• Work required:
Copy out each line of the data holding "Condition".

[Data excerpts]
▽
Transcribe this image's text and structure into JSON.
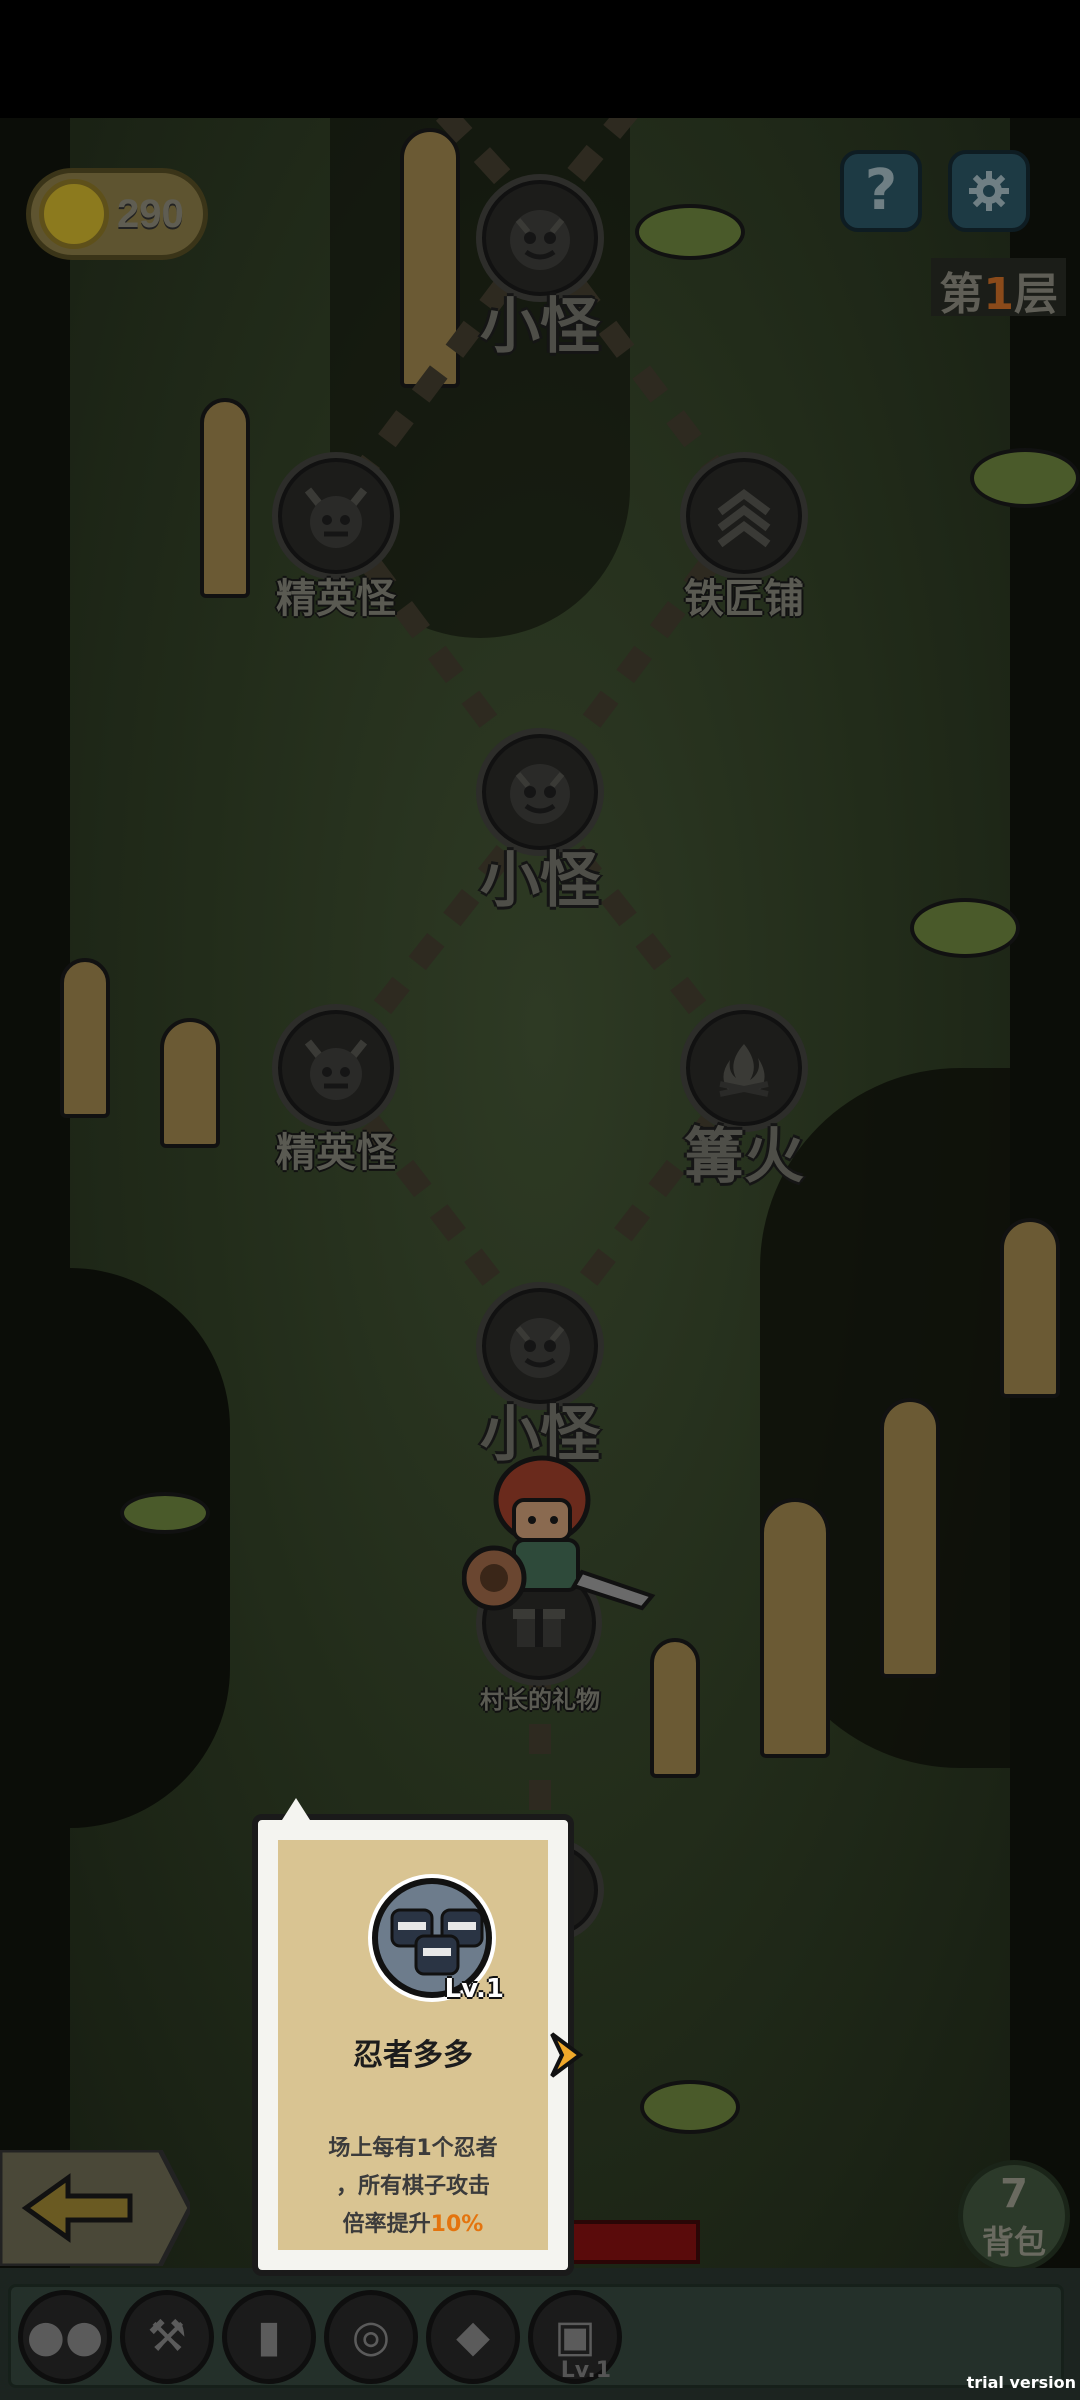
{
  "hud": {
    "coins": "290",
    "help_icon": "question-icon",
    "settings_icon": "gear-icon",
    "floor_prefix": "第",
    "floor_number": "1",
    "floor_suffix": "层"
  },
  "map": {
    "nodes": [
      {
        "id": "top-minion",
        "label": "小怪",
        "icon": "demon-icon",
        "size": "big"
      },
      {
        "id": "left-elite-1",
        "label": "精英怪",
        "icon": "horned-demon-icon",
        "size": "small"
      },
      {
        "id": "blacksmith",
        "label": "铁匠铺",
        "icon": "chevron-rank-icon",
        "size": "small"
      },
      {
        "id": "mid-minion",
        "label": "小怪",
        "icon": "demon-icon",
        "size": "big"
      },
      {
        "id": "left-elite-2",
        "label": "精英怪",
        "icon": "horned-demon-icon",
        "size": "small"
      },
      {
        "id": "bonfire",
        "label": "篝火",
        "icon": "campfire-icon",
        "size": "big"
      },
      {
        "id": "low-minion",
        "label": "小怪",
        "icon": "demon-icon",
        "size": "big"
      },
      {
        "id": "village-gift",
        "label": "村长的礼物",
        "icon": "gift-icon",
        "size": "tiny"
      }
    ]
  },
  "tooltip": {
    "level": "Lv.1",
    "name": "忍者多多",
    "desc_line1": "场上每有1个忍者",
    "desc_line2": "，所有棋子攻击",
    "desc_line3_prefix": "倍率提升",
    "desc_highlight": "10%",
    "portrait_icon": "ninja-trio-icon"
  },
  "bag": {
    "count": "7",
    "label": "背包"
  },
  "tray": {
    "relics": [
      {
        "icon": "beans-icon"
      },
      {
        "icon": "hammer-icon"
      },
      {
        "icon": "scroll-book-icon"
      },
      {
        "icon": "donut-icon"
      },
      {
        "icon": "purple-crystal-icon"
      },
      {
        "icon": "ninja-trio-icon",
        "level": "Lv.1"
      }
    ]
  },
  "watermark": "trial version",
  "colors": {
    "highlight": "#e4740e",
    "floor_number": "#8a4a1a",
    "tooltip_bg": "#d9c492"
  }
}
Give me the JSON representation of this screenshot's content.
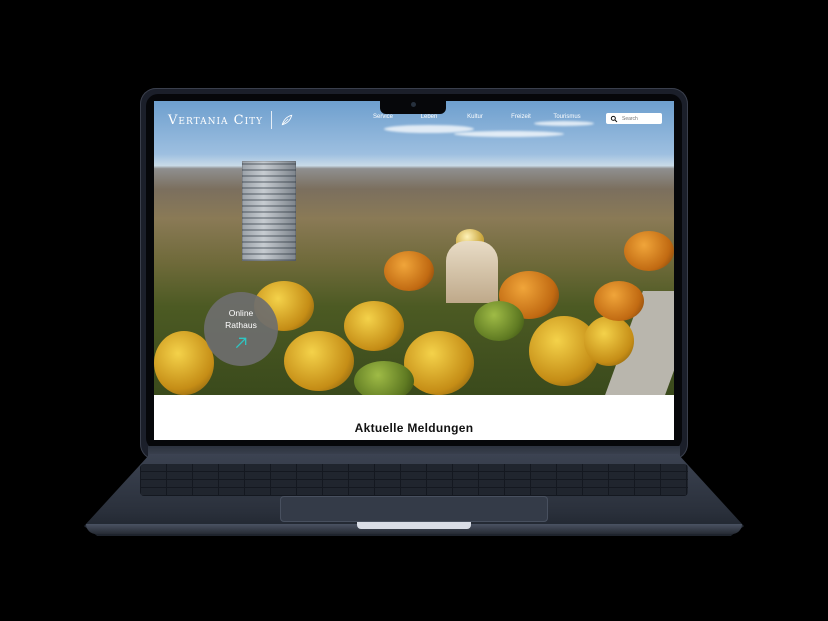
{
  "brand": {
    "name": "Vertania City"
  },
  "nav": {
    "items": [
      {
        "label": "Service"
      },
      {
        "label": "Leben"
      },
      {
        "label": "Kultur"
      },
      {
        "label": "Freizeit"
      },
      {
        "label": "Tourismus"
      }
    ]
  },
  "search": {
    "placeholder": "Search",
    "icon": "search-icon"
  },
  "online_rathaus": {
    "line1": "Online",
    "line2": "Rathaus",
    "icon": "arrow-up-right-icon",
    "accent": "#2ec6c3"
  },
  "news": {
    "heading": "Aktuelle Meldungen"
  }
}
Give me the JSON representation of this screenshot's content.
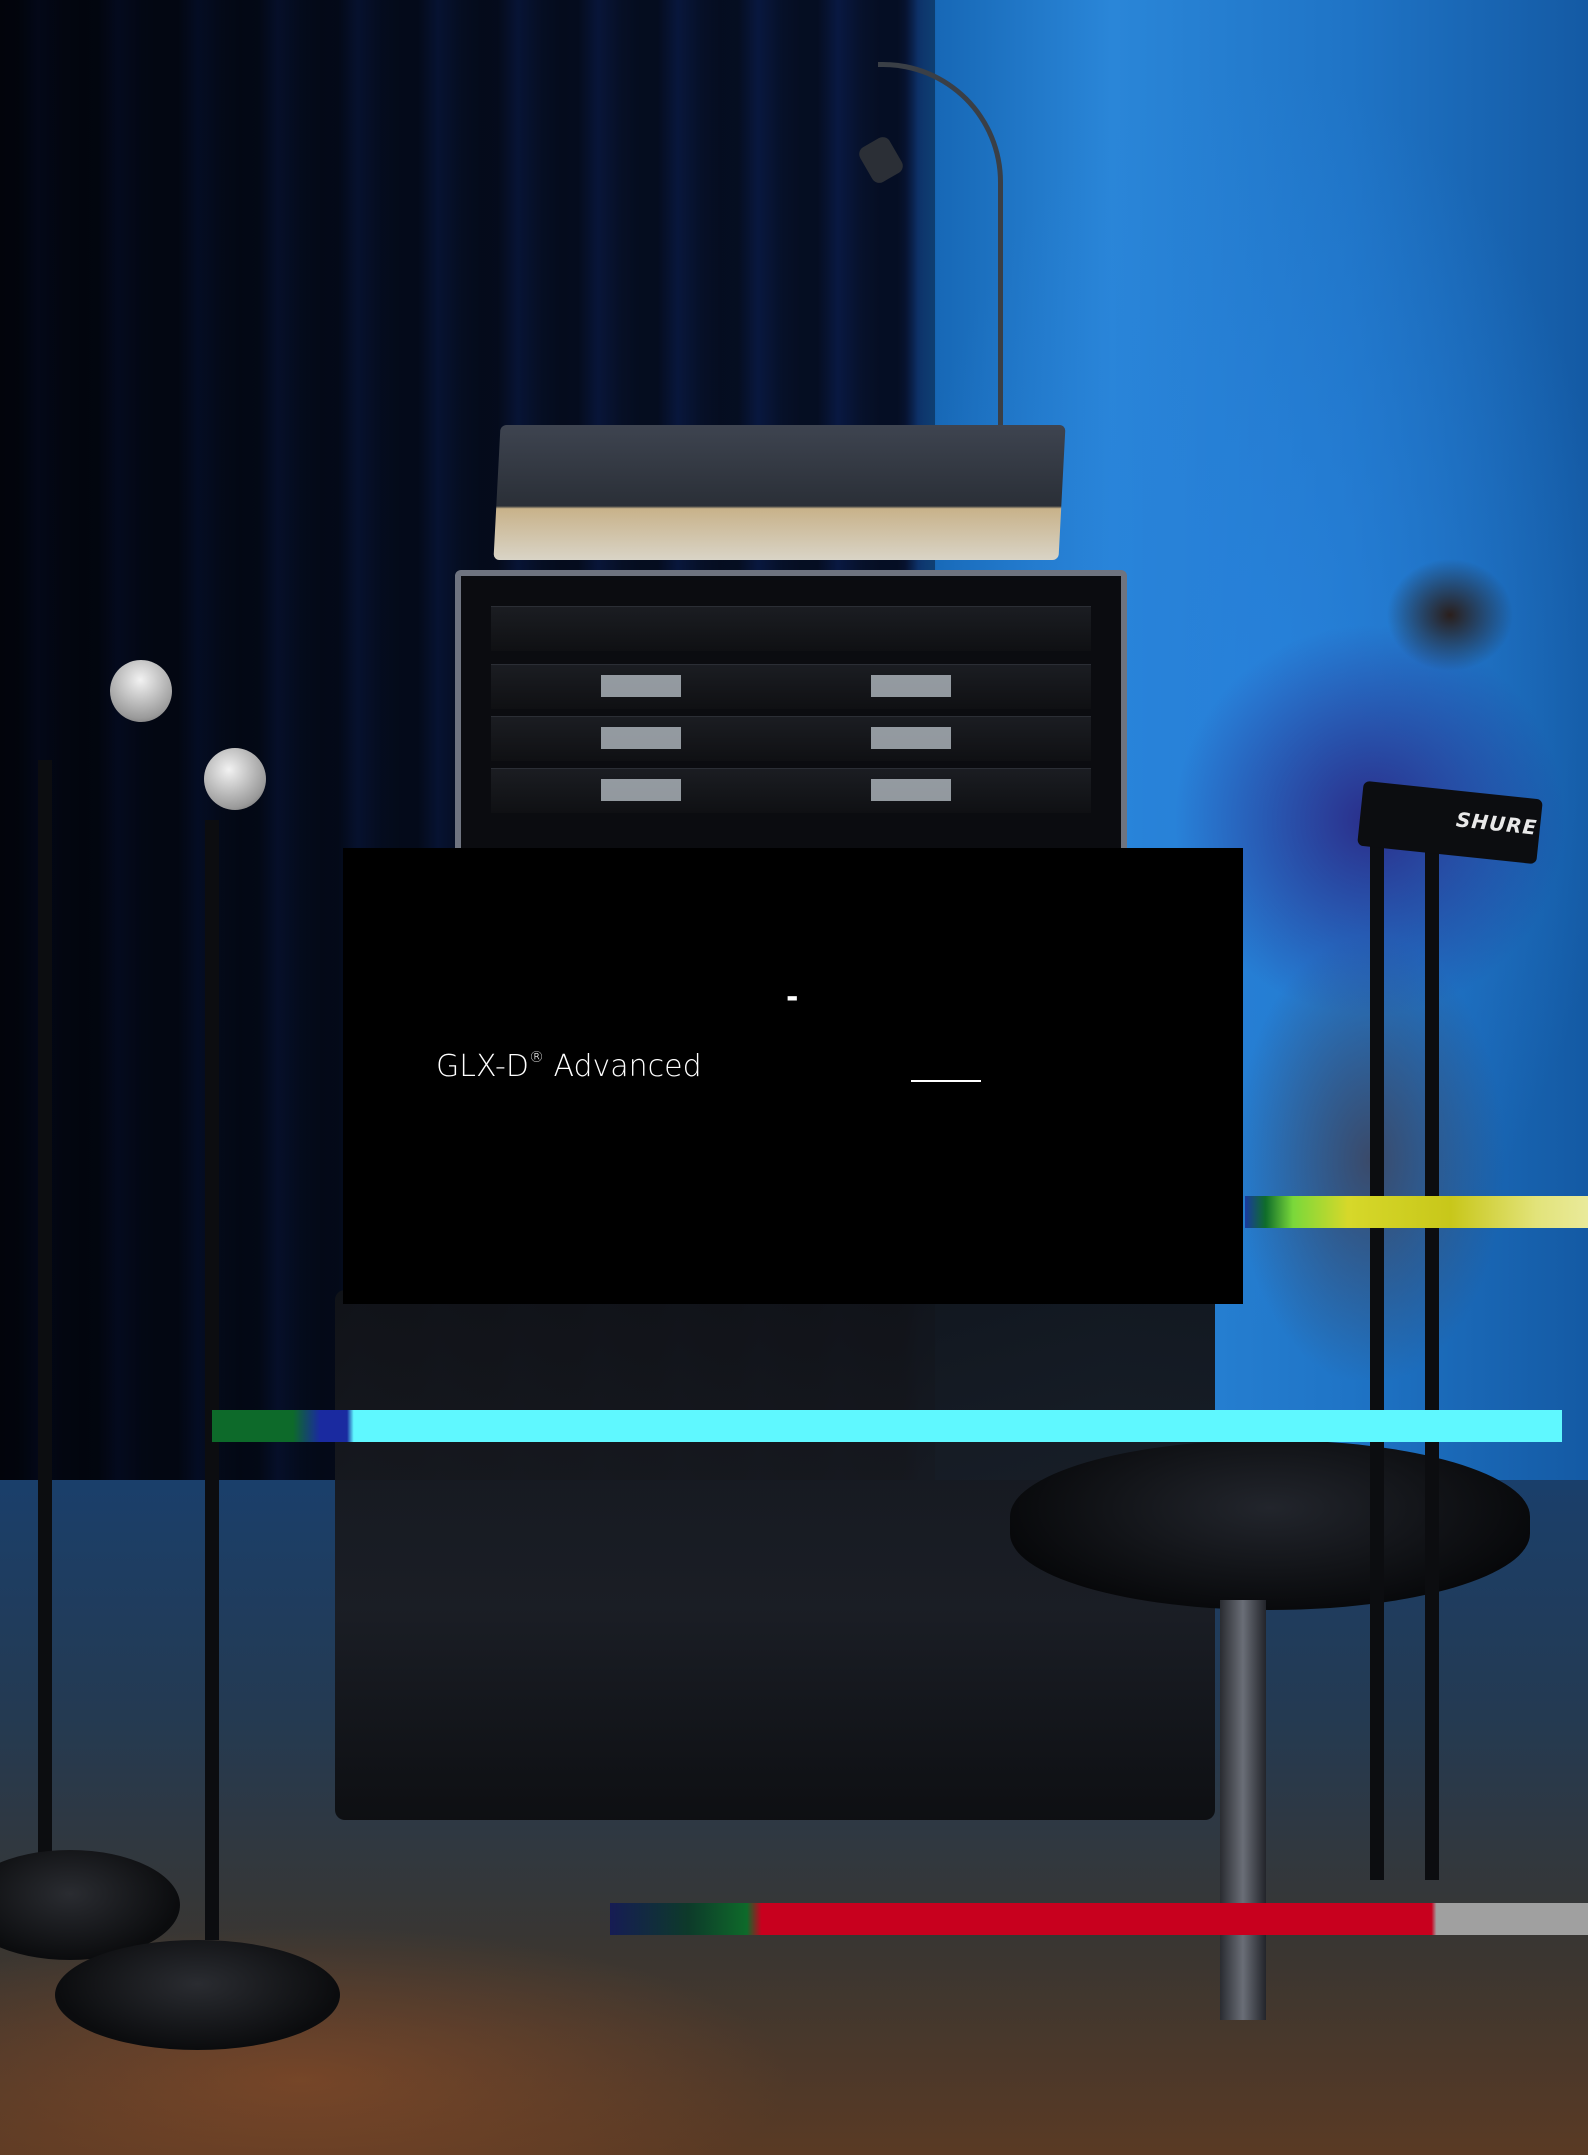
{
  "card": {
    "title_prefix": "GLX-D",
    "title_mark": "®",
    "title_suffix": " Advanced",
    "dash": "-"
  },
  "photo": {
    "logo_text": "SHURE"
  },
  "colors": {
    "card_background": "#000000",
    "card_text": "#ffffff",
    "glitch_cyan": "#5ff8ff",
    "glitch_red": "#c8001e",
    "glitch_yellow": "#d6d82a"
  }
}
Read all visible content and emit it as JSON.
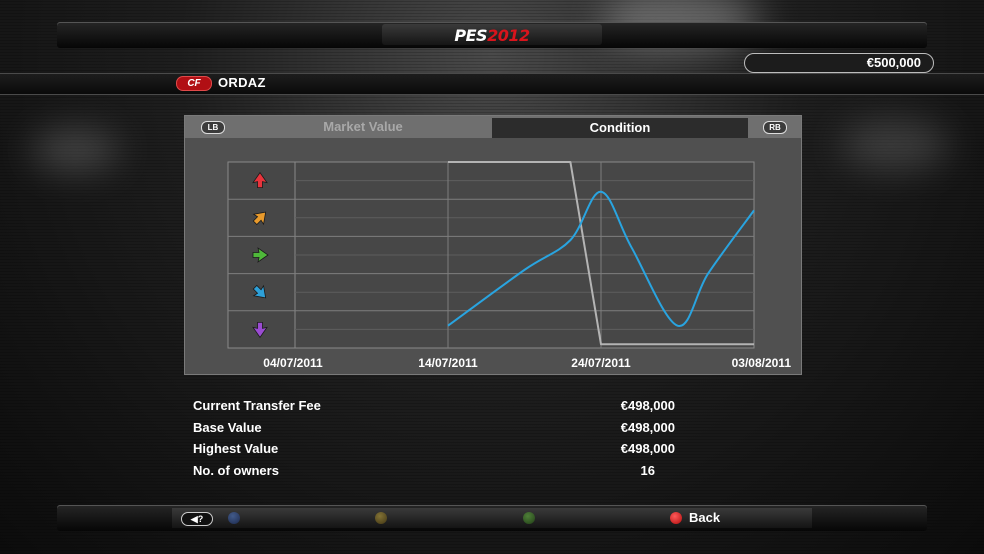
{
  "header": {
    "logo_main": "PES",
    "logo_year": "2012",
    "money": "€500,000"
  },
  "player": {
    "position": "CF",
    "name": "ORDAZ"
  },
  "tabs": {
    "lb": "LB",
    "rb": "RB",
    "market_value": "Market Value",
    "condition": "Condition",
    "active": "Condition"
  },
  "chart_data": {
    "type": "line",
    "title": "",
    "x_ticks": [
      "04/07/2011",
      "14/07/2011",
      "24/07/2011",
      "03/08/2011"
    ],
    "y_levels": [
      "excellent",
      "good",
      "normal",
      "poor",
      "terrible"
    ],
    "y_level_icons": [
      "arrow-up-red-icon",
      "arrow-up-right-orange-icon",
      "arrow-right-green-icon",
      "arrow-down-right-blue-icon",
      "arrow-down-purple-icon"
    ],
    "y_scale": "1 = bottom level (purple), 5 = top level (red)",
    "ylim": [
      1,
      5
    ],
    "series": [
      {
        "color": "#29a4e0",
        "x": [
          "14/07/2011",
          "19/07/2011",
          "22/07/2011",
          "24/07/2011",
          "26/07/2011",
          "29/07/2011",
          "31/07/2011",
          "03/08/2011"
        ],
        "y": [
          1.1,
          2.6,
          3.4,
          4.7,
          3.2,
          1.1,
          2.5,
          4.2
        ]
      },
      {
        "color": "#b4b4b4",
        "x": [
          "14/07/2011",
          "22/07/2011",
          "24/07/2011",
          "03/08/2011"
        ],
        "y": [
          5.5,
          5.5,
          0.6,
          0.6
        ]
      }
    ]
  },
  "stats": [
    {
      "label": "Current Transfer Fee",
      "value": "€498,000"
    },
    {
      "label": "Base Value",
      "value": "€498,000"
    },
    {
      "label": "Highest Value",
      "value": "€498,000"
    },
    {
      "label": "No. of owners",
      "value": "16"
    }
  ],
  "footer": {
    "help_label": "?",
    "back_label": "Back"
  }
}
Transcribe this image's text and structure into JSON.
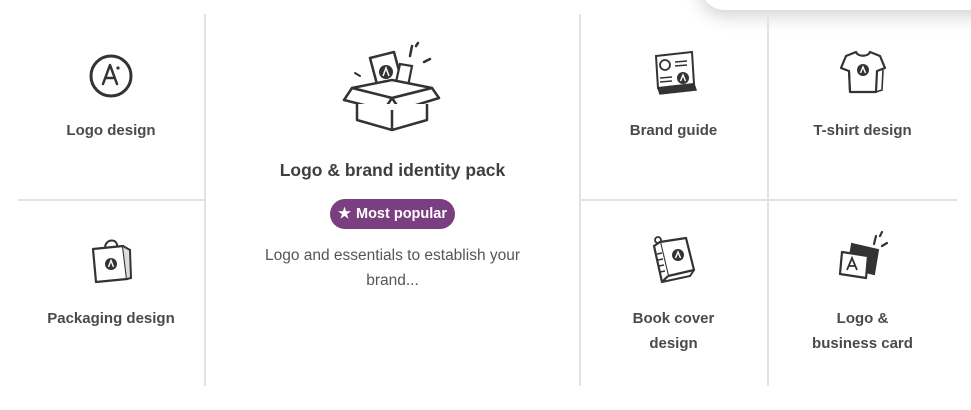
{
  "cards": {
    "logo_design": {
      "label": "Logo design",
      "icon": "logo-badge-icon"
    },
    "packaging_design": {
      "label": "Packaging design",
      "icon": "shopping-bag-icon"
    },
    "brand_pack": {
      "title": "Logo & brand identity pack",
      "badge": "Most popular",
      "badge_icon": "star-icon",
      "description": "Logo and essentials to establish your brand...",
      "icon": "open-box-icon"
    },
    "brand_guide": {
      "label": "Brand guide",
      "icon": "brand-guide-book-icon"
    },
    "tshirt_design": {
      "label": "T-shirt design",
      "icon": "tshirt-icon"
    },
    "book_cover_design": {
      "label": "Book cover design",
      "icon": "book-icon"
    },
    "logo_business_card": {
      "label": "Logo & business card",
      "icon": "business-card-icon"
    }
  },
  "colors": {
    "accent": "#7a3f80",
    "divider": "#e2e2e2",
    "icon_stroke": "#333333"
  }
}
△
• Answer for the task:
    "condition": "Condition",
    "active": "Condition"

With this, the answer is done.